MATERIAL:

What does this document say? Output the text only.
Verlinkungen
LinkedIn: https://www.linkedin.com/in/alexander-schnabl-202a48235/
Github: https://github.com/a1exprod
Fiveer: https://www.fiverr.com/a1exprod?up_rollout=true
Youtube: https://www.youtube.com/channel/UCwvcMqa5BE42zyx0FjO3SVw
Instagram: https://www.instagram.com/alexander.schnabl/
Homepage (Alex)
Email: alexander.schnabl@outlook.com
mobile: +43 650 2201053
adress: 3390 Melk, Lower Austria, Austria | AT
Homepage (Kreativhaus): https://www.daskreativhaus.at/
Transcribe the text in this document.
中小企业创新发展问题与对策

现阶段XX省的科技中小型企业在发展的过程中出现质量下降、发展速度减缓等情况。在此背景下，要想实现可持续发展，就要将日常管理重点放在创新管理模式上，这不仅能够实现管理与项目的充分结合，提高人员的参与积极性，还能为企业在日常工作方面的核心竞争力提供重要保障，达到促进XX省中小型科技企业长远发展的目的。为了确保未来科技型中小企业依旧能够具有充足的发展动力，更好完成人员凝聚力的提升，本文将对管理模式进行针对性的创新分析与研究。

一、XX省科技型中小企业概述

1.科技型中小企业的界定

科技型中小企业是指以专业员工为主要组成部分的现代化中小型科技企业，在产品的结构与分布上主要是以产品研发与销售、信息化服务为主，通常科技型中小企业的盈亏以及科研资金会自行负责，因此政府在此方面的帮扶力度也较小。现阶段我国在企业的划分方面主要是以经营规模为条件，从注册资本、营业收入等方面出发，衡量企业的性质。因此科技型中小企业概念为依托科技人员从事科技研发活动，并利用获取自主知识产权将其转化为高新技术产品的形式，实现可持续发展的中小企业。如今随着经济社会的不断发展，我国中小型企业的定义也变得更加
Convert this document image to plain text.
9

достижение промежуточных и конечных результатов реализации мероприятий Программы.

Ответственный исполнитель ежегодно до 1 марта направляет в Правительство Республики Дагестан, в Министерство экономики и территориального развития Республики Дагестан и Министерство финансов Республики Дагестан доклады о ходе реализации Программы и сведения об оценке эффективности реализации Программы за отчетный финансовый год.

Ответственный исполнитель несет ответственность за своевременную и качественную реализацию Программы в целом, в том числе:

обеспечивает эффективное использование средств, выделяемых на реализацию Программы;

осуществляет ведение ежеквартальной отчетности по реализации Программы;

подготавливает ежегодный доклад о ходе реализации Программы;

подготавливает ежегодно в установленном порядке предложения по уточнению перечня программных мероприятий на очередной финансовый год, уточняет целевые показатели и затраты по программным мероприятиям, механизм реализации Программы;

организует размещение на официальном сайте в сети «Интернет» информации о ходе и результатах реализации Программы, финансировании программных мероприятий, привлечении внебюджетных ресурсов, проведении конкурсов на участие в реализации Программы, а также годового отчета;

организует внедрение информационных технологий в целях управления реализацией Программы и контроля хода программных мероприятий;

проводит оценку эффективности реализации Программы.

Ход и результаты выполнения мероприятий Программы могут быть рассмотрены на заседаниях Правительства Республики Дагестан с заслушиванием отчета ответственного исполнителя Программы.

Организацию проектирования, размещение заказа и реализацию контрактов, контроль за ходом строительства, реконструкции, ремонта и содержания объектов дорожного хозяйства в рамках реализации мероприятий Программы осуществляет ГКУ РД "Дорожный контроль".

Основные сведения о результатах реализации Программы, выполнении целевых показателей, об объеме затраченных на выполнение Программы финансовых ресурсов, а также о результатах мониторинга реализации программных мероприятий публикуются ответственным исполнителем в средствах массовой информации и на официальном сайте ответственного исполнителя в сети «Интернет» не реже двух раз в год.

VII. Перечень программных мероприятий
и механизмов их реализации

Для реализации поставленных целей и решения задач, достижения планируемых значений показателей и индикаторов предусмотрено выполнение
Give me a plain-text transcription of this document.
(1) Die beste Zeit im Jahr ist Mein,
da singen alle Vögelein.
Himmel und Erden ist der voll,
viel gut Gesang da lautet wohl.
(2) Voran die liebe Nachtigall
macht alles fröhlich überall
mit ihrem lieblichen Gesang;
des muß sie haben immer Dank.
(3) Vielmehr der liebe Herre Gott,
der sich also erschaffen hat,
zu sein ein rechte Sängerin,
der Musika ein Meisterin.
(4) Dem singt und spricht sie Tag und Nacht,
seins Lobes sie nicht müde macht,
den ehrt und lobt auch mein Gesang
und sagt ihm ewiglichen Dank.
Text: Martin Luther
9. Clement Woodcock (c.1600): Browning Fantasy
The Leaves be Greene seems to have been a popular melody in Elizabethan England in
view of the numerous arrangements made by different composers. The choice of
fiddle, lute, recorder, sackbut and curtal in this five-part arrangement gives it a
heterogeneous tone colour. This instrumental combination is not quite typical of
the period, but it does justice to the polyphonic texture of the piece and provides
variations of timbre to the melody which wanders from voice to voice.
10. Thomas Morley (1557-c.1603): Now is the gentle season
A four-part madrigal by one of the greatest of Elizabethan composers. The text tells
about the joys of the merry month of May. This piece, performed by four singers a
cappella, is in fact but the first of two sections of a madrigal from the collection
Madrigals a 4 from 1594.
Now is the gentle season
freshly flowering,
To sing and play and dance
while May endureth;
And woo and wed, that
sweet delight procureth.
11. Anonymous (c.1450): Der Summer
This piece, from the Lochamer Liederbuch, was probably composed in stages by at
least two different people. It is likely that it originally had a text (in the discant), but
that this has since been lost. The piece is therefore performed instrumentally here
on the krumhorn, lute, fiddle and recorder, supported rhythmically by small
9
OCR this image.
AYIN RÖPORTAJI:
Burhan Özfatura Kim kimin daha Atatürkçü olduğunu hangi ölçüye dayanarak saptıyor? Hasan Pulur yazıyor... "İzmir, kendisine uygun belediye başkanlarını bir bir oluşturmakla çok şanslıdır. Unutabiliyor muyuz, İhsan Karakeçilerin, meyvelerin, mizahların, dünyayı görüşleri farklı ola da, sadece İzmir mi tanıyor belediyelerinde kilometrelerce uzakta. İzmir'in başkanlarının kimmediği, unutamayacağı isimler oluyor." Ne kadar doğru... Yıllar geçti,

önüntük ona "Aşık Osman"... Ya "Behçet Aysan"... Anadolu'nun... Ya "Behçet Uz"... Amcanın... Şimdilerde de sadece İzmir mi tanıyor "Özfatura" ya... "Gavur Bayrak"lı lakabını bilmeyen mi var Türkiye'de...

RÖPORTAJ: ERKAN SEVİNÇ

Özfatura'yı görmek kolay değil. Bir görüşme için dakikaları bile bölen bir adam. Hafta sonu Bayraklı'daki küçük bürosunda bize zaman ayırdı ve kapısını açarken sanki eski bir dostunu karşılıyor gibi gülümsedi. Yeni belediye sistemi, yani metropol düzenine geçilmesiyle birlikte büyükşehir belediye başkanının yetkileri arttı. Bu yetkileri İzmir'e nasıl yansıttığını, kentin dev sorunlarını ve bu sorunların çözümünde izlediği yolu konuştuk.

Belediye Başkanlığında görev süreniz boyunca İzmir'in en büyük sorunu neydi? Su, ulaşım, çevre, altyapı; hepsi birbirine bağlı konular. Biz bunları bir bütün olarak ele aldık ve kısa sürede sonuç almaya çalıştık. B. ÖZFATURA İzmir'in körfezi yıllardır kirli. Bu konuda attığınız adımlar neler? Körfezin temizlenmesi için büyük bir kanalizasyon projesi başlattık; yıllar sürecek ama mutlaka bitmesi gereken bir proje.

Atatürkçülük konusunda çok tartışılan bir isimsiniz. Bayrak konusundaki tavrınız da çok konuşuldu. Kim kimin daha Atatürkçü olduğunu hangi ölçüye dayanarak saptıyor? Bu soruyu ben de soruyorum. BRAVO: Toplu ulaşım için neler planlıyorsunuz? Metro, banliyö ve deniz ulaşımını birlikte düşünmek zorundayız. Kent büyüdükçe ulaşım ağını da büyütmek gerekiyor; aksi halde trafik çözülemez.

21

WHAT THE TASK ASKS: Extract every line above containing the word "Ответственный".

EXPECTED ANSWER:
Ответственный исполнитель ежегодно до 1 марта направляет в Правительство Республики Дагестан, в Министерство экономики и территориального развития Республики Дагестан и Министерство финансов Республики Дагестан доклады о ходе реализации Программы и сведения об оценке эффективности реализации Программы за отчетный финансовый год.
Ответственный исполнитель несет ответственность за своевременную и качественную реализацию Программы в целом, в том числе:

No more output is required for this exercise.